# Enunciado 1
Responda, según el texto sobre la ideología del progreso:
(a) ¿Por cuánto se multiplicó el comercio de alimentos y productos elaborados a principios de la década de 1950?
(b) ¿Qué historiador se cita y en qué libro?
(c) ¿A qué filósofo se atribuye la advertencia sobre la histeria del consumo?
------------------------------------
La aspiración al descanso enlatado no es novedad. Podría tratarse de uno de los productos “perfeccionados” del progreso que se anunciaba en la década de 1950, en especial a partir del desarrollo infraestructural sostenido que inició después de las guerras mundiales, y que ha llegado a tomar y colmar también nuestros espacios de diversión. A principios de esa década, el comercio de alimentos y productos elaborados se multiplicó por diez. Las comidas de estación dejaron de ser de estación para estar disponibles todo el año, aunque no fueran igual de saludables. Claro que durante la llamada edad de oro casi nadie quiso aceptar que, entre los efectos secundarios del crecimiento explosivo de la post guerra, estarían la contaminación ambiental y el deterioro ecológico. Al final, la guerra fría se medía como una carrera científica, en la que cada victoria era un paso en la idea de progreso.
Y se sabe que hoy experimentamos ventajas en el extendido uso de la luz eléctrica y la internet; pero también cargamos las consecuencias en las comunidades sin acceso a agua potable y océanos contaminados, con gobiernos negados a detener el crecimiento infraestructural. El plástico es ubicuo y estamos casi todos envenenados con teflón, aunque no lo sepamos. La ideología del progreso, según el historiador Eric Hobsbawm en su célebre libro Historia del siglo XX fue clave a partir de 1950, y abrazó la antigua idea de que el dominio de la naturaleza era una medida del avance de la humanidad. Se asentó, en fin, la creencia de la Revolución Industrial de que todo progreso tecnológico era sinónimo de bienestar y, más aún, que el bienestar solo se podía construir en grandes ciudades.
Entre las consecuencias de estas transformaciones se encuentra un marcado aumento de la representación del espacio urbano en el imaginario popular. Está tan naturalizado, que a veces ni somos capaces de ponerle resistencia. La idea de la construcción artificial de espacios debe haber contribuido, por mucho tiempo, a pensar que hasta se podría prescindir de la naturaleza. Antes de que el cambio climático se volviera un tema internacional, antes de que las más jóvenes generaciones se dieran cuenta de que la aspiración al desarrollo tecnológico era insostenible si no se frenaba éticamente, pasaron décadas en que se comprendía la artificialidad urbana como si fuera el sendero lógico que toma el desarrollo. Esto mientras se expandía la histeria del consumo que, como había advertido el filósofo francés Jean Baudrillard, marcaría a una sociedad donde tecnología y velocidad se dieran la mano. La combinación ha resultado letal.
------------------------------------
# Enunciado 2
Reproduzca fielmente las líneas de los registros comenzando en la que contiene "move-left-icon[interactable] (17, 683, 38, 711)" y terminando en la que contiene "move-right-icon[interactable] (45, 839, 66, 867)", ambas incluidas.

# Datos a procesar
------------------------------------
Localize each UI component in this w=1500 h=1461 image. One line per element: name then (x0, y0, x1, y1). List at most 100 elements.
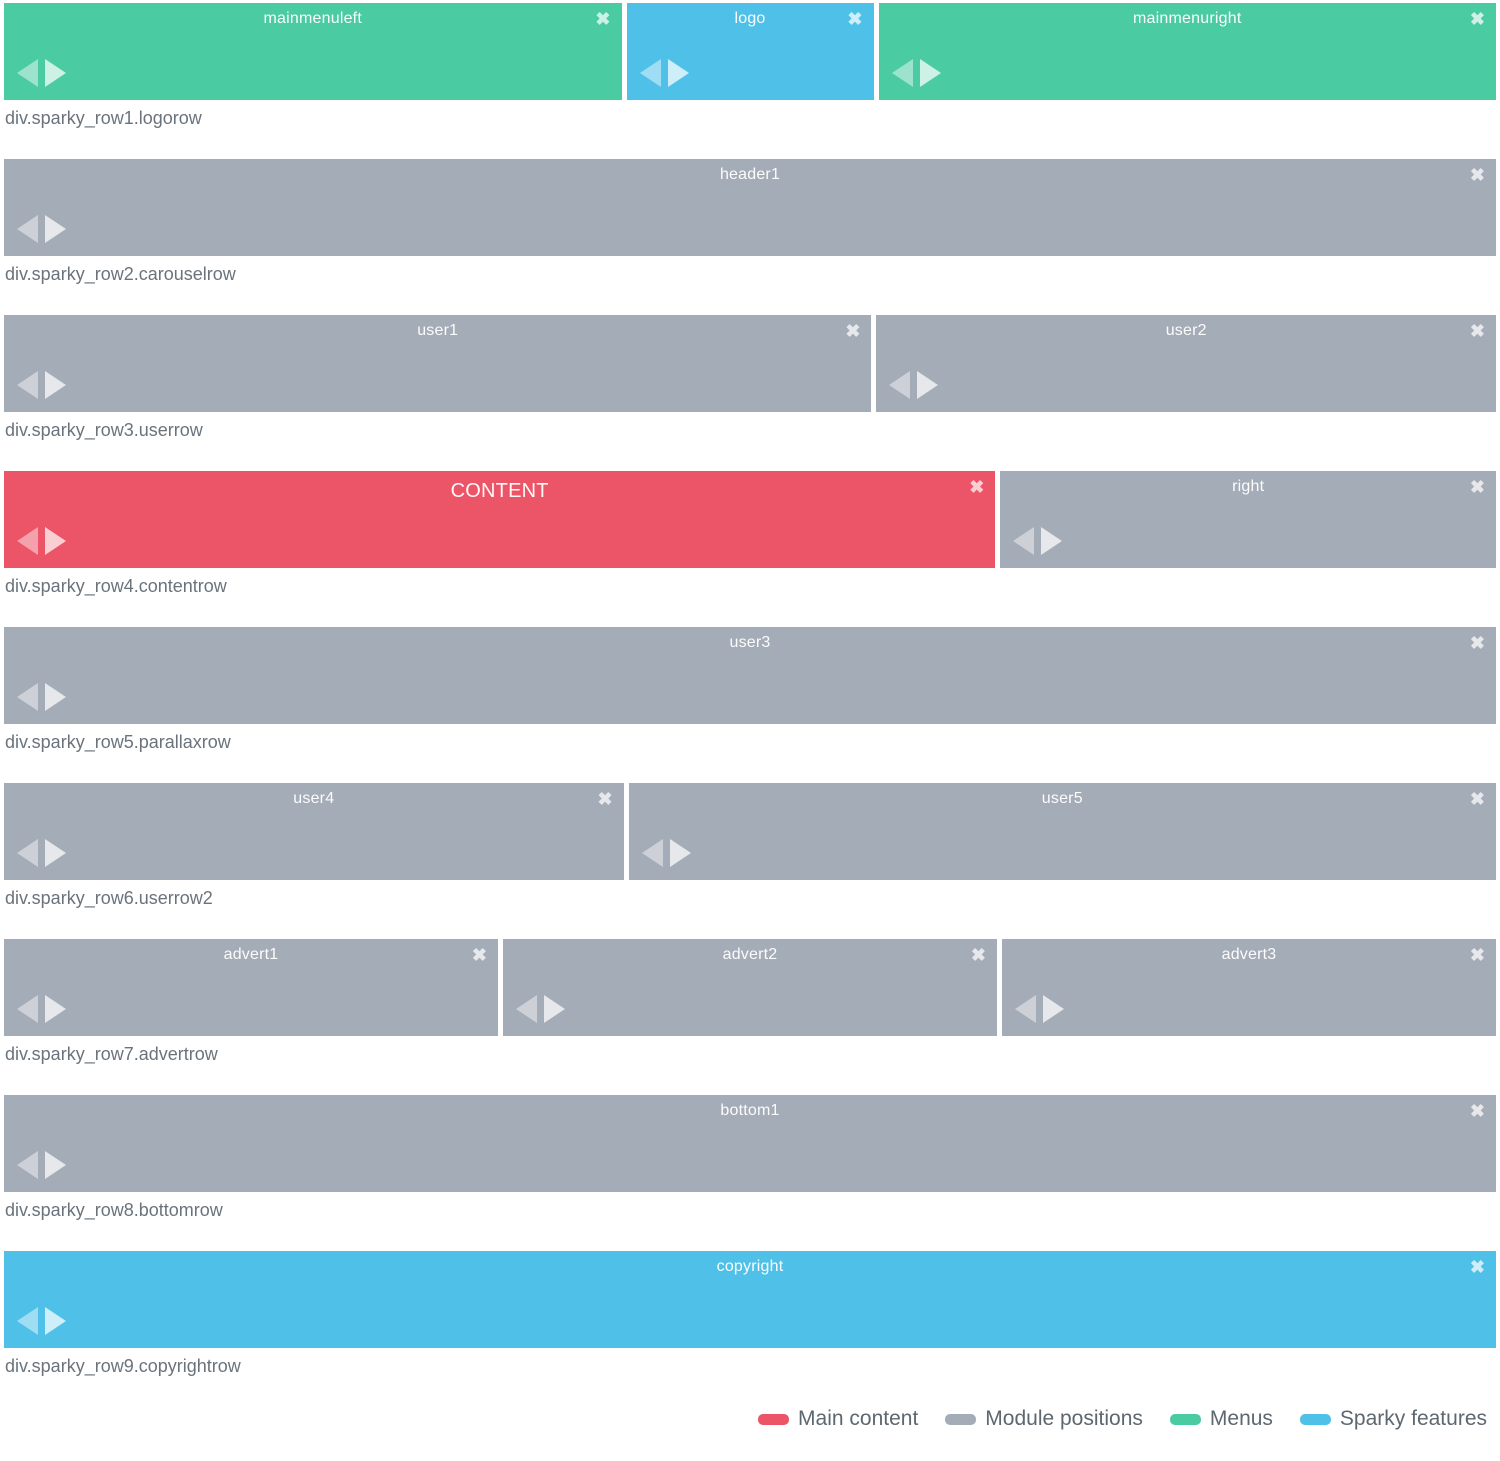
move-left-icon[interactable] (17, 683, 38, 711)
move-arrows (17, 1307, 66, 1335)
layout-row: copyright ✖ div.sparky_row9.copyrightrow (0, 1251, 1500, 1377)
close-icon[interactable]: ✖ (595, 9, 611, 29)
position-block[interactable]: mainmenuleft ✖ (4, 3, 622, 100)
close-icon[interactable]: ✖ (1469, 165, 1485, 185)
block-title: right (1232, 478, 1265, 495)
move-arrows (17, 1151, 66, 1179)
move-left-icon[interactable] (891, 59, 913, 87)
position-block[interactable]: advert1 ✖ (4, 939, 498, 1036)
move-right-icon[interactable] (669, 839, 691, 867)
move-right-icon[interactable] (45, 683, 66, 711)
position-block[interactable]: user4 ✖ (4, 783, 624, 880)
move-left-icon[interactable] (17, 1151, 38, 1179)
position-block[interactable]: CONTENT ✖ (4, 471, 996, 568)
move-left-icon[interactable] (17, 1307, 38, 1335)
close-icon[interactable]: ✖ (1469, 789, 1485, 809)
close-icon[interactable]: ✖ (845, 321, 861, 341)
close-icon[interactable]: ✖ (1469, 945, 1485, 965)
move-right-icon[interactable] (667, 59, 689, 87)
move-left-icon[interactable] (17, 995, 38, 1023)
position-block[interactable]: user1 ✖ (4, 315, 872, 412)
move-right-icon[interactable] (45, 995, 66, 1023)
layout-row: user3 ✖ div.sparky_row5.parallaxrow (0, 627, 1500, 753)
layout-row: user1 ✖ user2 ✖ div.sparky_row3.userrow (0, 315, 1500, 441)
row-blocks: copyright ✖ (0, 1251, 1500, 1348)
close-icon[interactable]: ✖ (1469, 1101, 1485, 1121)
row-blocks: user1 ✖ user2 ✖ (0, 315, 1500, 412)
block-title: logo (734, 10, 766, 27)
move-right-icon[interactable] (45, 839, 66, 867)
position-block[interactable]: copyright ✖ (4, 1251, 1496, 1348)
close-icon[interactable]: ✖ (597, 789, 613, 809)
move-left-icon[interactable] (17, 527, 38, 555)
legend: Main content Module positions Menus Spar… (0, 1407, 1487, 1431)
close-icon[interactable]: ✖ (1469, 321, 1485, 341)
legend-item: Module positions (945, 1407, 1143, 1431)
move-right-icon[interactable] (45, 1307, 66, 1335)
layout-rows: mainmenuleft ✖ logo ✖ mainmenuright ✖ di… (0, 3, 1500, 1377)
move-arrows (889, 371, 939, 399)
close-icon[interactable]: ✖ (1469, 1257, 1485, 1277)
block-title: advert1 (223, 946, 279, 963)
position-block[interactable]: advert2 ✖ (503, 939, 997, 1036)
row-blocks: user4 ✖ user5 ✖ (0, 783, 1500, 880)
position-block[interactable]: right ✖ (1000, 471, 1496, 568)
move-arrows (516, 995, 565, 1023)
close-icon[interactable]: ✖ (471, 945, 487, 965)
row-blocks: advert1 ✖ advert2 ✖ advert3 ✖ (0, 939, 1500, 1036)
position-block[interactable]: advert3 ✖ (1002, 939, 1496, 1036)
block-title: copyright (716, 1258, 784, 1275)
move-right-icon[interactable] (45, 1151, 66, 1179)
move-arrows (1013, 527, 1063, 555)
row-label: div.sparky_row4.contentrow (5, 576, 227, 596)
layout-row: mainmenuleft ✖ logo ✖ mainmenuright ✖ di… (0, 3, 1500, 129)
position-block[interactable]: user5 ✖ (628, 783, 1496, 880)
close-icon[interactable]: ✖ (969, 477, 985, 497)
move-left-icon[interactable] (17, 59, 38, 87)
position-block[interactable]: bottom1 ✖ (4, 1095, 1496, 1192)
move-right-icon[interactable] (919, 59, 941, 87)
close-icon[interactable]: ✖ (1469, 9, 1485, 29)
position-block[interactable]: logo ✖ (626, 3, 874, 100)
move-right-icon[interactable] (45, 59, 66, 87)
move-left-icon[interactable] (17, 371, 38, 399)
move-right-icon[interactable] (544, 995, 565, 1023)
block-title: advert3 (1221, 946, 1277, 963)
move-right-icon[interactable] (1041, 527, 1063, 555)
legend-swatch-icon (758, 1413, 790, 1425)
move-left-icon[interactable] (17, 839, 38, 867)
close-icon[interactable]: ✖ (970, 945, 986, 965)
move-arrows (17, 839, 66, 867)
move-right-icon[interactable] (45, 527, 66, 555)
move-left-icon[interactable] (1015, 995, 1036, 1023)
move-arrows (17, 215, 66, 243)
move-right-icon[interactable] (45, 215, 66, 243)
close-icon[interactable]: ✖ (1469, 477, 1485, 497)
row-blocks: bottom1 ✖ (0, 1095, 1500, 1192)
legend-swatch-icon (1169, 1413, 1201, 1425)
block-title: advert2 (722, 946, 778, 963)
row-label: div.sparky_row9.copyrightrow (5, 1356, 241, 1376)
position-block[interactable]: user2 ✖ (876, 315, 1496, 412)
move-arrows (17, 59, 66, 87)
block-title: user2 (1165, 322, 1207, 339)
move-right-icon[interactable] (45, 371, 66, 399)
move-right-icon[interactable] (917, 371, 939, 399)
close-icon[interactable]: ✖ (847, 9, 863, 29)
move-left-icon[interactable] (17, 215, 38, 243)
move-left-icon[interactable] (516, 995, 537, 1023)
move-right-icon[interactable] (1043, 995, 1064, 1023)
move-left-icon[interactable] (1013, 527, 1035, 555)
row-label: div.sparky_row6.userrow2 (5, 888, 213, 908)
position-block[interactable]: header1 ✖ (4, 159, 1496, 256)
row-blocks: CONTENT ✖ right ✖ (0, 471, 1500, 568)
block-title: bottom1 (720, 1102, 780, 1119)
move-left-icon[interactable] (639, 59, 661, 87)
legend-swatch-icon (1299, 1413, 1331, 1425)
position-block[interactable]: mainmenuright ✖ (878, 3, 1496, 100)
move-arrows (17, 527, 66, 555)
move-left-icon[interactable] (641, 839, 663, 867)
close-icon[interactable]: ✖ (1469, 633, 1485, 653)
position-block[interactable]: user3 ✖ (4, 627, 1496, 724)
move-left-icon[interactable] (889, 371, 911, 399)
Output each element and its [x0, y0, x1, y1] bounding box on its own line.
------------------------------------
# Respuesta completa 1
(a) Por diez.
(b) Eric Hobsbawm, en su libro Historia del siglo XX.
(c) Al filósofo francés Jean Baudrillard.

# Respuesta completa 2
move-left-icon[interactable] (17, 683, 38, 711)
move-arrows (17, 1307, 66, 1335)
layout-row: copyright ✖ div.sparky_row9.copyrightrow (0, 1251, 1500, 1377)
close-icon[interactable]: ✖ (595, 9, 611, 29)
position-block[interactable]: mainmenuleft ✖ (4, 3, 622, 100)
close-icon[interactable]: ✖ (1469, 165, 1485, 185)
block-title: right (1232, 478, 1265, 495)
move-arrows (17, 1151, 66, 1179)
move-left-icon[interactable] (891, 59, 913, 87)
position-block[interactable]: advert1 ✖ (4, 939, 498, 1036)
move-right-icon[interactable] (669, 839, 691, 867)
move-right-icon[interactable] (45, 683, 66, 711)
position-block[interactable]: user4 ✖ (4, 783, 624, 880)
move-left-icon[interactable] (17, 1151, 38, 1179)
position-block[interactable]: CONTENT ✖ (4, 471, 996, 568)
move-left-icon[interactable] (17, 1307, 38, 1335)
close-icon[interactable]: ✖ (1469, 789, 1485, 809)
close-icon[interactable]: ✖ (845, 321, 861, 341)
close-icon[interactable]: ✖ (1469, 945, 1485, 965)
move-right-icon[interactable] (667, 59, 689, 87)
move-left-icon[interactable] (17, 995, 38, 1023)
position-block[interactable]: user1 ✖ (4, 315, 872, 412)
move-right-icon[interactable] (45, 995, 66, 1023)
layout-row: user3 ✖ div.sparky_row5.parallaxrow (0, 627, 1500, 753)
layout-row: user1 ✖ user2 ✖ div.sparky_row3.userrow (0, 315, 1500, 441)
row-blocks: copyright ✖ (0, 1251, 1500, 1348)
close-icon[interactable]: ✖ (1469, 1101, 1485, 1121)
row-blocks: user1 ✖ user2 ✖ (0, 315, 1500, 412)
block-title: logo (734, 10, 766, 27)
move-right-icon[interactable] (45, 839, 66, 867)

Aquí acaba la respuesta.